QUÉ SE PIDE —
Devuelve tal cual las líneas de los registros, empezando por la primera y siguiendo hasta la línea que contiene "- build-sign-label: BUILD: [613, 827, 737, 869]", ambas incluidas.

LÍNEAS DE DATOS —

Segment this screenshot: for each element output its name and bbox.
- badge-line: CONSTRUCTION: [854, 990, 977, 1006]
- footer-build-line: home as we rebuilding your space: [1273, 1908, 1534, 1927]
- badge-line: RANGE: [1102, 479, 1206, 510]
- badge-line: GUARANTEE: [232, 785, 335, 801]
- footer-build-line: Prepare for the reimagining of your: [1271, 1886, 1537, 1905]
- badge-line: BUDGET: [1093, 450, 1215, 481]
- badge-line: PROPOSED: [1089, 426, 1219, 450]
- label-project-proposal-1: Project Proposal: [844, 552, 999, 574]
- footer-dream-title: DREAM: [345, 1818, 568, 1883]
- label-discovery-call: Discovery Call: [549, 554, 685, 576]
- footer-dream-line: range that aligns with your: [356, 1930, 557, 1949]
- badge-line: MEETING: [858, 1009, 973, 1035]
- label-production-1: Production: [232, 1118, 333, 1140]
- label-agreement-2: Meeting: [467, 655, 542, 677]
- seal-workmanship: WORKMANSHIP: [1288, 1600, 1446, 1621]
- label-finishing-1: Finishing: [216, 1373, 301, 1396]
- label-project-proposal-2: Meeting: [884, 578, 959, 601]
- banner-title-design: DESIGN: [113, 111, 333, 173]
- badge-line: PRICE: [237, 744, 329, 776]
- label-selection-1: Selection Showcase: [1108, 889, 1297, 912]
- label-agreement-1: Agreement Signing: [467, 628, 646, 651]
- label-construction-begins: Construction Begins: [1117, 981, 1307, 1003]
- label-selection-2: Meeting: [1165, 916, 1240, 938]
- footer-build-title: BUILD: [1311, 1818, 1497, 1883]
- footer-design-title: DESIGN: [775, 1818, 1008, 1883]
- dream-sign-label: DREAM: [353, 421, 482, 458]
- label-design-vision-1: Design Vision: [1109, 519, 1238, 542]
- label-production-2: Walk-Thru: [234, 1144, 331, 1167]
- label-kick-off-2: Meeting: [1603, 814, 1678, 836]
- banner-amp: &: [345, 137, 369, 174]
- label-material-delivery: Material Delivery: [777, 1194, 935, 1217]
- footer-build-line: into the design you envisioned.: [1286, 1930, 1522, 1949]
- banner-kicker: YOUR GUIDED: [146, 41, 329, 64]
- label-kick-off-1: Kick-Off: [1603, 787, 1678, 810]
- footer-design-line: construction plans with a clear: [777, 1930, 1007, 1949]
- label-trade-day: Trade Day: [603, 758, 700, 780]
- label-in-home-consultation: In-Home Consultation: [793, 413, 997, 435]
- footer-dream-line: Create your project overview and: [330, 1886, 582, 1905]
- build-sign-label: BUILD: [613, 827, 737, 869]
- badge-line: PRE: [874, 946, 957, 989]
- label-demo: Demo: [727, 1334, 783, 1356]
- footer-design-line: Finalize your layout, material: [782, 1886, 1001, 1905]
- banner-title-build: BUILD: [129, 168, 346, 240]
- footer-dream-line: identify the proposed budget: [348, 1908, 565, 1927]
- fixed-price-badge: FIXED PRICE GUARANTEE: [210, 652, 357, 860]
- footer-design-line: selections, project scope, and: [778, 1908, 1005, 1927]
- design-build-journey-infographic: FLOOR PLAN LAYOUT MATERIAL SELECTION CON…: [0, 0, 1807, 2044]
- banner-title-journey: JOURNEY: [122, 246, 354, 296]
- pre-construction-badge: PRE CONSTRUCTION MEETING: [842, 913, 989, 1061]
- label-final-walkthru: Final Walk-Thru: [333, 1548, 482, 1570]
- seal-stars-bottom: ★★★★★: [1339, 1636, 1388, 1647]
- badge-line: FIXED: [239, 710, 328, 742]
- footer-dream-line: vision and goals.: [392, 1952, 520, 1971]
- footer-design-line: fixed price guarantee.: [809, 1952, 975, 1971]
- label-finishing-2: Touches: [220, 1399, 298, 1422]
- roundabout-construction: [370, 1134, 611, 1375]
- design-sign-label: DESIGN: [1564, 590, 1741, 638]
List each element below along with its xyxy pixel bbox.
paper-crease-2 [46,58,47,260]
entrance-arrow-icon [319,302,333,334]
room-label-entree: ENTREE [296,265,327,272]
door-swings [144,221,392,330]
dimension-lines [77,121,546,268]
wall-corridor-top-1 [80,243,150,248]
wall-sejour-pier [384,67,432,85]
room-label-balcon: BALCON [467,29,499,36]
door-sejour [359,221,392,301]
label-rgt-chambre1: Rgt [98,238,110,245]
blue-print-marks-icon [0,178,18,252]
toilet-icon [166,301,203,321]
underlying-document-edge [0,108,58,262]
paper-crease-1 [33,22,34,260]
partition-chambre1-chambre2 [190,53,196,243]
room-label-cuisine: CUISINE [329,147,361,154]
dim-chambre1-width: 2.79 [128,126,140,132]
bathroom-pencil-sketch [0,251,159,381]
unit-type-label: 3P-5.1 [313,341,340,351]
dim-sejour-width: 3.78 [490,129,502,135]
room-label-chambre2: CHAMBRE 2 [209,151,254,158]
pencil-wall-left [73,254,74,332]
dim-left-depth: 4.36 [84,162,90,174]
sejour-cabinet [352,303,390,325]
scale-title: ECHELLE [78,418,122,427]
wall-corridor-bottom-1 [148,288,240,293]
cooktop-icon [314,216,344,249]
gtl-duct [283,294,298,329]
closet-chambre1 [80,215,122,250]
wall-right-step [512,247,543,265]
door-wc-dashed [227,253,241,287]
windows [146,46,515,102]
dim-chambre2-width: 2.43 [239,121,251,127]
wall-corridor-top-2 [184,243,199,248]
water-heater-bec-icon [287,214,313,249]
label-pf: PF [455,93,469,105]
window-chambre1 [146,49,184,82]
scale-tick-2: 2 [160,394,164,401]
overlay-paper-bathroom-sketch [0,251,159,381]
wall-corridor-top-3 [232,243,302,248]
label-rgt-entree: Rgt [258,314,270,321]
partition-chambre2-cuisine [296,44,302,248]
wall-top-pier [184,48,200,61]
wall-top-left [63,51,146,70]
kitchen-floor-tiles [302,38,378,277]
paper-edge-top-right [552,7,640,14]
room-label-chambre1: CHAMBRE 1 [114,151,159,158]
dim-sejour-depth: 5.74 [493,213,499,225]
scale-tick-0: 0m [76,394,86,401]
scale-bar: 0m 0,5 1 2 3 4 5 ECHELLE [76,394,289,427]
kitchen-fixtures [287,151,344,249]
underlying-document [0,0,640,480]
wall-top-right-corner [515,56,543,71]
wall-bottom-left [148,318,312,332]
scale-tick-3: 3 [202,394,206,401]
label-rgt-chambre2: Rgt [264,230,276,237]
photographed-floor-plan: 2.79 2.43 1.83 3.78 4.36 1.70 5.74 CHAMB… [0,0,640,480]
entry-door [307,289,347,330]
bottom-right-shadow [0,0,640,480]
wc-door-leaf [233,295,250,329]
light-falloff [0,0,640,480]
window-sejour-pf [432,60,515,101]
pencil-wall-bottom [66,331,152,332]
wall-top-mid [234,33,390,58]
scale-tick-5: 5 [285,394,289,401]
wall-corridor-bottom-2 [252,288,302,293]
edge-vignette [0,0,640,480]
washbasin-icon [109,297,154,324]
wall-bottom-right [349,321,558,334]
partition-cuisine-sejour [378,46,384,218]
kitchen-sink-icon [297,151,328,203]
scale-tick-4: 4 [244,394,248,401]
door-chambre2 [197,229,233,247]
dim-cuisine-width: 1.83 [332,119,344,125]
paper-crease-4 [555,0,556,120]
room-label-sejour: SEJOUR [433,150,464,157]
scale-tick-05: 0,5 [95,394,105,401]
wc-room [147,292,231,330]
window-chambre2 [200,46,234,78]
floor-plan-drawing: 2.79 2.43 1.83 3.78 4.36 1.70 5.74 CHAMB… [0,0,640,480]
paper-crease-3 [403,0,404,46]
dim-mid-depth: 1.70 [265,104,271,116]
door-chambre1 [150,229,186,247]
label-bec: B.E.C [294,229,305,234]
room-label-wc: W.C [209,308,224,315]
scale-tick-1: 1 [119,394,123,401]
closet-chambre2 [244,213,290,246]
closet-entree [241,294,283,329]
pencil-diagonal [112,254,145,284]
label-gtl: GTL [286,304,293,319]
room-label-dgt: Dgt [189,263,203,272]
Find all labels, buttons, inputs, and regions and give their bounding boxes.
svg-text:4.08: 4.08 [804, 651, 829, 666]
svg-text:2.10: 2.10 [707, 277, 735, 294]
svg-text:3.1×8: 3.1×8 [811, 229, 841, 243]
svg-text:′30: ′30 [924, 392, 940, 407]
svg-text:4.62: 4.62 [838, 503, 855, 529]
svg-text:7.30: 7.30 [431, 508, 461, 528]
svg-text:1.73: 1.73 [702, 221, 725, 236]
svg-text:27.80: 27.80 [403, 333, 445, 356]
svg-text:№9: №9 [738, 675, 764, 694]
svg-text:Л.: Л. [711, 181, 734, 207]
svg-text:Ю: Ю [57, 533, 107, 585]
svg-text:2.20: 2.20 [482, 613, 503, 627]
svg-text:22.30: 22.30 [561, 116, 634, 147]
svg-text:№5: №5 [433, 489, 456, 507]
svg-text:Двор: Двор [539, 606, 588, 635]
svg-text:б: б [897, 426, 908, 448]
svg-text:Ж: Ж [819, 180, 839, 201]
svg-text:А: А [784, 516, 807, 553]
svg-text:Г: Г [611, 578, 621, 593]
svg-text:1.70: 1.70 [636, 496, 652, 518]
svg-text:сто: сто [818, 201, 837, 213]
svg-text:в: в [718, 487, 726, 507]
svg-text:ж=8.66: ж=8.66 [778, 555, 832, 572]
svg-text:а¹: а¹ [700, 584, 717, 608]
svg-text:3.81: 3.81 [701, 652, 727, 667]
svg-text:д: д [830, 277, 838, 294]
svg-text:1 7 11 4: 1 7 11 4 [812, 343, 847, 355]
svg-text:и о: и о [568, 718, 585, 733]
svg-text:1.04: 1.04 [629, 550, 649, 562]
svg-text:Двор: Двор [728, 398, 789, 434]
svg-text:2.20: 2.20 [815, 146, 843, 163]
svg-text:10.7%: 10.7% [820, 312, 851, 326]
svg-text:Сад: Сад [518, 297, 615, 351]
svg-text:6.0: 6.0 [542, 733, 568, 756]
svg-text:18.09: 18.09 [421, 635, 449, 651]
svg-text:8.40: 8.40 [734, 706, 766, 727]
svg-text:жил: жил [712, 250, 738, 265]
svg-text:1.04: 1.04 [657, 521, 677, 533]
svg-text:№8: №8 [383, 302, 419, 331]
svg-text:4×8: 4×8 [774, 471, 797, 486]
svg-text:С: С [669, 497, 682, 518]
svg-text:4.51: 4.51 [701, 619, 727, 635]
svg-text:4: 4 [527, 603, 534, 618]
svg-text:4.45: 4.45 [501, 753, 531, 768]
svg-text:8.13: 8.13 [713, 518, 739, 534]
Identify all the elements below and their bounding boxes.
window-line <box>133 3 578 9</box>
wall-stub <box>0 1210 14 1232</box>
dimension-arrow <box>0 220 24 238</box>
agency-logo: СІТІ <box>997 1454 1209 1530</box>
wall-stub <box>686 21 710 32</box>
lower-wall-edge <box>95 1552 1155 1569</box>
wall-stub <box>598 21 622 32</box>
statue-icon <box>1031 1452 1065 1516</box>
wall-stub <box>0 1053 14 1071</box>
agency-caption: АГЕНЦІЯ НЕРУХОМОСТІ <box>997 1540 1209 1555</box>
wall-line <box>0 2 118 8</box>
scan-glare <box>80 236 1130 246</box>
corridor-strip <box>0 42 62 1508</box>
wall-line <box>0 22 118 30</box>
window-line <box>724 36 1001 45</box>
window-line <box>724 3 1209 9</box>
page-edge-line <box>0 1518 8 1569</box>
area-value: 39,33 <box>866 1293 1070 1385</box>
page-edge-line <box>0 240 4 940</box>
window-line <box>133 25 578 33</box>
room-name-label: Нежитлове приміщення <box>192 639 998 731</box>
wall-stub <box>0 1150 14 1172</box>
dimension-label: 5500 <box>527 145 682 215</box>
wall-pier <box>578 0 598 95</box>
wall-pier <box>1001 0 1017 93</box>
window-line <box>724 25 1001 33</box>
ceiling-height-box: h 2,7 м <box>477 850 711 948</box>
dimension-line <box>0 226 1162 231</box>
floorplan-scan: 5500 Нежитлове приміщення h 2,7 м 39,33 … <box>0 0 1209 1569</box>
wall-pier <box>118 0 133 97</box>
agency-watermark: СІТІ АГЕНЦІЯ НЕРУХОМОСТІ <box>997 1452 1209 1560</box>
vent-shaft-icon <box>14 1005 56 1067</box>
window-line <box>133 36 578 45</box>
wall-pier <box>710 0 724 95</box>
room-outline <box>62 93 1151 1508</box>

SOLUCIÓN —
Segment this screenshot: for each element output its name and bbox.
- badge-line: CONSTRUCTION: [854, 990, 977, 1006]
- footer-build-line: home as we rebuilding your space: [1273, 1908, 1534, 1927]
- badge-line: RANGE: [1102, 479, 1206, 510]
- badge-line: GUARANTEE: [232, 785, 335, 801]
- footer-build-line: Prepare for the reimagining of your: [1271, 1886, 1537, 1905]
- badge-line: BUDGET: [1093, 450, 1215, 481]
- badge-line: PROPOSED: [1089, 426, 1219, 450]
- label-project-proposal-1: Project Proposal: [844, 552, 999, 574]
- footer-dream-title: DREAM: [345, 1818, 568, 1883]
- label-discovery-call: Discovery Call: [549, 554, 685, 576]
- footer-dream-line: range that aligns with your: [356, 1930, 557, 1949]
- badge-line: MEETING: [858, 1009, 973, 1035]
- label-production-1: Production: [232, 1118, 333, 1140]
- label-agreement-2: Meeting: [467, 655, 542, 677]
- seal-workmanship: WORKMANSHIP: [1288, 1600, 1446, 1621]
- label-finishing-1: Finishing: [216, 1373, 301, 1396]
- label-project-proposal-2: Meeting: [884, 578, 959, 601]
- banner-title-design: DESIGN: [113, 111, 333, 173]
- badge-line: PRICE: [237, 744, 329, 776]
- label-selection-1: Selection Showcase: [1108, 889, 1297, 912]
- label-agreement-1: Agreement Signing: [467, 628, 646, 651]
- label-construction-begins: Construction Begins: [1117, 981, 1307, 1003]
- label-selection-2: Meeting: [1165, 916, 1240, 938]
- footer-build-title: BUILD: [1311, 1818, 1497, 1883]
- footer-design-title: DESIGN: [775, 1818, 1008, 1883]
- dream-sign-label: DREAM: [353, 421, 482, 458]
- label-design-vision-1: Design Vision: [1109, 519, 1238, 542]
- label-production-2: Walk-Thru: [234, 1144, 331, 1167]
- label-kick-off-2: Meeting: [1603, 814, 1678, 836]
- banner-amp: &: [345, 137, 369, 174]
- label-material-delivery: Material Delivery: [777, 1194, 935, 1217]
- footer-build-line: into the design you envisioned.: [1286, 1930, 1522, 1949]
- banner-kicker: YOUR GUIDED: [146, 41, 329, 64]
- label-kick-off-1: Kick-Off: [1603, 787, 1678, 810]
- footer-design-line: construction plans with a clear: [777, 1930, 1007, 1949]
- label-trade-day: Trade Day: [603, 758, 700, 780]
- label-in-home-consultation: In-Home Consultation: [793, 413, 997, 435]
- footer-dream-line: Create your project overview and: [330, 1886, 582, 1905]
- build-sign-label: BUILD: [613, 827, 737, 869]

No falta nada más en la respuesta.